# Problem to solve:
Find the lines that include the string "relative" and report how many there are. Give no other text.

##### Data provided

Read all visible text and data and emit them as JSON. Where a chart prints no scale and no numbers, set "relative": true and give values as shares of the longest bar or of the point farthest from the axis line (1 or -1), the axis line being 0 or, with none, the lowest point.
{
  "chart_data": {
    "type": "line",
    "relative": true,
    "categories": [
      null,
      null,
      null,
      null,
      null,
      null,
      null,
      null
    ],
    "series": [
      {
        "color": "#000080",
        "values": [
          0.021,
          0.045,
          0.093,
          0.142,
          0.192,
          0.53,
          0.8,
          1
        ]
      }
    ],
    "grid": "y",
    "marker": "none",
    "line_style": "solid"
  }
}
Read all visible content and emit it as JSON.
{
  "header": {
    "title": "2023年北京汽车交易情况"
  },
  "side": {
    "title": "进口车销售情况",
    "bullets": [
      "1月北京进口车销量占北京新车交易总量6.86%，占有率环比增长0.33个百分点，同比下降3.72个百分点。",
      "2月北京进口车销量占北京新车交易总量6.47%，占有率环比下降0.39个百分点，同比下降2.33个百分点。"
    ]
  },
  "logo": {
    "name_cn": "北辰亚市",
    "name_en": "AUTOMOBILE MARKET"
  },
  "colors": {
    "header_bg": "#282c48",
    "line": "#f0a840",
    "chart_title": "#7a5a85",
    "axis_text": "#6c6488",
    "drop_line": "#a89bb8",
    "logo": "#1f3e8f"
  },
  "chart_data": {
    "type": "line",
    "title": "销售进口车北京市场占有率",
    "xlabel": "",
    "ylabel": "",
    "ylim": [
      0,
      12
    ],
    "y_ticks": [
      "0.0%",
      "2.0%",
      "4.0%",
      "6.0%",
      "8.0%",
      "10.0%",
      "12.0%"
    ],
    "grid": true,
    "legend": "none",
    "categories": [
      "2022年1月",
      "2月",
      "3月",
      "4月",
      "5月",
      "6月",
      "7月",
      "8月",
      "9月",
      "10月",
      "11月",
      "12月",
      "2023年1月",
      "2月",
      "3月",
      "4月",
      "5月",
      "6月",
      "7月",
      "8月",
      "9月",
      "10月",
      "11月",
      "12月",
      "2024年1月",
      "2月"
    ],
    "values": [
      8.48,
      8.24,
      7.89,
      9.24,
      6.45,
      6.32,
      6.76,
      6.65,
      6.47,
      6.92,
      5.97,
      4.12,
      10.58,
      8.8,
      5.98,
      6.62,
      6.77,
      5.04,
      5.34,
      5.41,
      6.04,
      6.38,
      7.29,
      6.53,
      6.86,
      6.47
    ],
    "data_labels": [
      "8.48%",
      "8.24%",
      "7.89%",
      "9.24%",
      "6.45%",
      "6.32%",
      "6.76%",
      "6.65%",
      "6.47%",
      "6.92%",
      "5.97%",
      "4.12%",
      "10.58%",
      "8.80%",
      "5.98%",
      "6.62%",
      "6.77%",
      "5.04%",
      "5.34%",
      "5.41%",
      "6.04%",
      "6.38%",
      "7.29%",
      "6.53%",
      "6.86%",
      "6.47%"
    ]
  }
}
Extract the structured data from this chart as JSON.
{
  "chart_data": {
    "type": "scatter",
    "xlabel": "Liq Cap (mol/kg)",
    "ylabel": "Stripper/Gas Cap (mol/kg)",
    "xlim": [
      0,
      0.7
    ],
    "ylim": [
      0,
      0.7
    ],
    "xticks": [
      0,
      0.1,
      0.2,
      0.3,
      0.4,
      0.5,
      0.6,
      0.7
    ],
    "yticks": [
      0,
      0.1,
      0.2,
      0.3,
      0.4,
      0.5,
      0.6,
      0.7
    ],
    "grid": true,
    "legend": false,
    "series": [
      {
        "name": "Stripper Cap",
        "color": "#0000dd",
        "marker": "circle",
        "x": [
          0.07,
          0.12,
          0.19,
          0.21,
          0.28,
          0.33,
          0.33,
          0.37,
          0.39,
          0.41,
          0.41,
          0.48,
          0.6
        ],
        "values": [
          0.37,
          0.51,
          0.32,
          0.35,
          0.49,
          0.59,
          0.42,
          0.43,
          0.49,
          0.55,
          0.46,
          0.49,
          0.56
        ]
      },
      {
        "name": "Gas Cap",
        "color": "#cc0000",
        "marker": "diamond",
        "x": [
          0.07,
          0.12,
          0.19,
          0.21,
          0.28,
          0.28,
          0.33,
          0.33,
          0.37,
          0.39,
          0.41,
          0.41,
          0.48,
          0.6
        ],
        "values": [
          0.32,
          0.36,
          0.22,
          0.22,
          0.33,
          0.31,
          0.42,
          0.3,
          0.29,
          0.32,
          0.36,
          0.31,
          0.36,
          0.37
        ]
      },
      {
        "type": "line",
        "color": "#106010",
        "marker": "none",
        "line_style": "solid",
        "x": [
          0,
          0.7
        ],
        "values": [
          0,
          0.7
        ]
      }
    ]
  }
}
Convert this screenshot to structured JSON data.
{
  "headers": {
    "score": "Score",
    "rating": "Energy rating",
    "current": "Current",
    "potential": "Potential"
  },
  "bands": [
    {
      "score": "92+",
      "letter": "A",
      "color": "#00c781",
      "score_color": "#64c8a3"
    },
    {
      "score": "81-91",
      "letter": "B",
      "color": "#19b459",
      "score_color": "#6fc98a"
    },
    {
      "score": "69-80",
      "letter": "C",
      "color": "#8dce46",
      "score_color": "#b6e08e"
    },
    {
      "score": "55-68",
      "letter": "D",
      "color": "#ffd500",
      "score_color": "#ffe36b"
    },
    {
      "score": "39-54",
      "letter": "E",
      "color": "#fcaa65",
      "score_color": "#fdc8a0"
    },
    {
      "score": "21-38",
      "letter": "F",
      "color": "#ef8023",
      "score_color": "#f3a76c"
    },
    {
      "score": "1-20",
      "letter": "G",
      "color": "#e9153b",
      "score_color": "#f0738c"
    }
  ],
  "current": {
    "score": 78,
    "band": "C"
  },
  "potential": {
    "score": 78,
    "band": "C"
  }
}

##########

# Problem solution:
2